§ Problem requirements
Give the listing again in full, exactly as written.

┌────────

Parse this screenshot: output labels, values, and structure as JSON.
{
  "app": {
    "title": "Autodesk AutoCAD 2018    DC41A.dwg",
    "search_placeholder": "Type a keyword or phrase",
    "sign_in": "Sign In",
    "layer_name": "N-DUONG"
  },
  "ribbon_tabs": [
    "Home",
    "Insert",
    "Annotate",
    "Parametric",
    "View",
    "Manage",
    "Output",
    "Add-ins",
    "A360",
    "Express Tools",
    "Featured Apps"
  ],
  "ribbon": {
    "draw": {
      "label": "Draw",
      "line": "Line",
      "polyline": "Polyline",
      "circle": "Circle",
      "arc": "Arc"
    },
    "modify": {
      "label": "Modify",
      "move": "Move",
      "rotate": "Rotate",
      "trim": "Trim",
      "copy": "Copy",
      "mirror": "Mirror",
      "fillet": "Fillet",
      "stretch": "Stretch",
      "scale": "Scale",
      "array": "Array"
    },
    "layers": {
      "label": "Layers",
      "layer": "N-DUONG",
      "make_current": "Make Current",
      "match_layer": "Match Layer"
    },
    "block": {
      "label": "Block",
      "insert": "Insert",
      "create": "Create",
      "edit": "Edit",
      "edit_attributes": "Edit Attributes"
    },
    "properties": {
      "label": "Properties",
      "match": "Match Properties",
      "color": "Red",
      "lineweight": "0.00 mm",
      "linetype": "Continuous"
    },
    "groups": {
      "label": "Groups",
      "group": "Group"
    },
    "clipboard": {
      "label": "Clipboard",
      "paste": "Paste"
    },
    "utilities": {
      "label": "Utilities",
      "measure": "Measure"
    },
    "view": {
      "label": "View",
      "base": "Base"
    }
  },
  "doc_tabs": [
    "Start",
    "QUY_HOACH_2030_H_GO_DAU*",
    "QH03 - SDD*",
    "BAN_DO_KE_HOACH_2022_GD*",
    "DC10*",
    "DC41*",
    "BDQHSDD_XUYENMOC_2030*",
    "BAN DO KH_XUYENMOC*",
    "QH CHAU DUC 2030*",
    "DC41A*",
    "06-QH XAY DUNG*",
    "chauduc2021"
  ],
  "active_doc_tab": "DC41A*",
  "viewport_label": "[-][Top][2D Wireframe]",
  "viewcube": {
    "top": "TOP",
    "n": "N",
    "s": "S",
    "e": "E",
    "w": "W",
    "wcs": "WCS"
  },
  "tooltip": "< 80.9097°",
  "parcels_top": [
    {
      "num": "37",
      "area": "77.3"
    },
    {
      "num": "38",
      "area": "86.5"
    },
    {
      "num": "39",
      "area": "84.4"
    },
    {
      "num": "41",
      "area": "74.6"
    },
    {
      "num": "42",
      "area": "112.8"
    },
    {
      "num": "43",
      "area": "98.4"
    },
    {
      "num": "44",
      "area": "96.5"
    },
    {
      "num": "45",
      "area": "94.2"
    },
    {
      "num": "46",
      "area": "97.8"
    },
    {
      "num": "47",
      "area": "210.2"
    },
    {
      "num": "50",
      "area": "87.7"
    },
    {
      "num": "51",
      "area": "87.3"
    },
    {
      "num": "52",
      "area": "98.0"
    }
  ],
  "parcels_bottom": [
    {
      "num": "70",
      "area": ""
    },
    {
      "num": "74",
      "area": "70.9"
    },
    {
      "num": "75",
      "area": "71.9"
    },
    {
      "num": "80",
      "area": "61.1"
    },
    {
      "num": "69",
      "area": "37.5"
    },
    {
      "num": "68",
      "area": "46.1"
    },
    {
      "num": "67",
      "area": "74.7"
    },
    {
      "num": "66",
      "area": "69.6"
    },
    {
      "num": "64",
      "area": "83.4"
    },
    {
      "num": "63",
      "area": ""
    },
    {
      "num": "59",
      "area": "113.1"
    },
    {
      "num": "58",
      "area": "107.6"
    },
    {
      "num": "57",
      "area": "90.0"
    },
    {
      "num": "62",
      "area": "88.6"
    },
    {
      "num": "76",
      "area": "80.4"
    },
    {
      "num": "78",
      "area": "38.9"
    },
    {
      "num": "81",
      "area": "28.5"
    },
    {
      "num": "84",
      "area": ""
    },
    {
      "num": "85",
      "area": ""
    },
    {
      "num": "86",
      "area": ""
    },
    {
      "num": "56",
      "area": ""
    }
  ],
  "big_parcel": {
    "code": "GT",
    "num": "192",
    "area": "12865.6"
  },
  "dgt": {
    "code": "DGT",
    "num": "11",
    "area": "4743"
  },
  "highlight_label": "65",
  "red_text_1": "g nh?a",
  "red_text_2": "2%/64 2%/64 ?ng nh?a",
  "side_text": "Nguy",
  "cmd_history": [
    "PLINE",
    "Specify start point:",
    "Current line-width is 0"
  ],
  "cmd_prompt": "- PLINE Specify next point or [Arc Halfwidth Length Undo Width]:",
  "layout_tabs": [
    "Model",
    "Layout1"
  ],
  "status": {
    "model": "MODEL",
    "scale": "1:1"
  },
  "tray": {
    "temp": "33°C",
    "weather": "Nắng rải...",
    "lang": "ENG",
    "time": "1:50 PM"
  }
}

└────────

§ Exercise result
Parse this screenshot: output labels, values, and structure as JSON.
{
  "app": {
    "title": "Autodesk AutoCAD 2018    DC41A.dwg",
    "search_placeholder": "Type a keyword or phrase",
    "sign_in": "Sign In",
    "layer_name": "N-DUONG"
  },
  "ribbon_tabs": [
    "Home",
    "Insert",
    "Annotate",
    "Parametric",
    "View",
    "Manage",
    "Output",
    "Add-ins",
    "A360",
    "Express Tools",
    "Featured Apps"
  ],
  "ribbon": {
    "draw": {
      "label": "Draw",
      "line": "Line",
      "polyline": "Polyline",
      "circle": "Circle",
      "arc": "Arc"
    },
    "modify": {
      "label": "Modify",
      "move": "Move",
      "rotate": "Rotate",
      "trim": "Trim",
      "copy": "Copy",
      "mirror": "Mirror",
      "fillet": "Fillet",
      "stretch": "Stretch",
      "scale": "Scale",
      "array": "Array"
    },
    "layers": {
      "label": "Layers",
      "layer": "N-DUONG",
      "make_current": "Make Current",
      "match_layer": "Match Layer"
    },
    "block": {
      "label": "Block",
      "insert": "Insert",
      "create": "Create",
      "edit": "Edit",
      "edit_attributes": "Edit Attributes"
    },
    "properties": {
      "label": "Properties",
      "match": "Match Properties",
      "color": "Red",
      "lineweight": "0.00 mm",
      "linetype": "Continuous"
    },
    "groups": {
      "label": "Groups",
      "group": "Group"
    },
    "clipboard": {
      "label": "Clipboard",
      "paste": "Paste"
    },
    "utilities": {
      "label": "Utilities",
      "measure": "Measure"
    },
    "view": {
      "label": "View",
      "base": "Base"
    }
  },
  "doc_tabs": [
    "Start",
    "QUY_HOACH_2030_H_GO_DAU*",
    "QH03 - SDD*",
    "BAN_DO_KE_HOACH_2022_GD*",
    "DC10*",
    "DC41*",
    "BDQHSDD_XUYENMOC_2030*",
    "BAN DO KH_XUYENMOC*",
    "QH CHAU DUC 2030*",
    "DC41A*",
    "06-QH XAY DUNG*",
    "chauduc2021"
  ],
  "active_doc_tab": "DC41A*",
  "viewport_label": "[-][Top][2D Wireframe]",
  "viewcube": {
    "top": "TOP",
    "n": "N",
    "s": "S",
    "e": "E",
    "w": "W",
    "wcs": "WCS"
  },
  "tooltip": "< 80.9097°",
  "parcels_top": [
    {
      "num": "37",
      "area": "77.3"
    },
    {
      "num": "38",
      "area": "86.5"
    },
    {
      "num": "39",
      "area": "84.4"
    },
    {
      "num": "41",
      "area": "74.6"
    },
    {
      "num": "42",
      "area": "112.8"
    },
    {
      "num": "43",
      "area": "98.4"
    },
    {
      "num": "44",
      "area": "96.5"
    },
    {
      "num": "45",
      "area": "94.2"
    },
    {
      "num": "46",
      "area": "97.8"
    },
    {
      "num": "47",
      "area": "210.2"
    },
    {
      "num": "50",
      "area": "87.7"
    },
    {
      "num": "51",
      "area": "87.3"
    },
    {
      "num": "52",
      "area": "98.0"
    }
  ],
  "parcels_bottom": [
    {
      "num": "70",
      "area": ""
    },
    {
      "num": "74",
      "area": "70.9"
    },
    {
      "num": "75",
      "area": "71.9"
    },
    {
      "num": "80",
      "area": "61.1"
    },
    {
      "num": "69",
      "area": "37.5"
    },
    {
      "num": "68",
      "area": "46.1"
    },
    {
      "num": "67",
      "area": "74.7"
    },
    {
      "num": "66",
      "area": "69.6"
    },
    {
      "num": "64",
      "area": "83.4"
    },
    {
      "num": "63",
      "area": ""
    },
    {
      "num": "59",
      "area": "113.1"
    },
    {
      "num": "58",
      "area": "107.6"
    },
    {
      "num": "57",
      "area": "90.0"
    },
    {
      "num": "62",
      "area": "88.6"
    },
    {
      "num": "76",
      "area": "80.4"
    },
    {
      "num": "78",
      "area": "38.9"
    },
    {
      "num": "81",
      "area": "28.5"
    },
    {
      "num": "84",
      "area": ""
    },
    {
      "num": "85",
      "area": ""
    },
    {
      "num": "86",
      "area": ""
    },
    {
      "num": "56",
      "area": ""
    }
  ],
  "big_parcel": {
    "code": "GT",
    "num": "192",
    "area": "12865.6"
  },
  "dgt": {
    "code": "DGT",
    "num": "11",
    "area": "4743"
  },
  "highlight_label": "65",
  "red_text_1": "g nh?a",
  "red_text_2": "2%/64 2%/64 ?ng nh?a",
  "side_text": "Nguy",
  "cmd_history": [
    "PLINE",
    "Specify start point:",
    "Current line-width is 0"
  ],
  "cmd_prompt": "- PLINE Specify next point or [Arc Halfwidth Length Undo Width]:",
  "layout_tabs": [
    "Model",
    "Layout1"
  ],
  "status": {
    "model": "MODEL",
    "scale": "1:1"
  },
  "tray": {
    "temp": "33°C",
    "weather": "Nắng rải...",
    "lang": "ENG",
    "time": "1:50 PM"
  }
}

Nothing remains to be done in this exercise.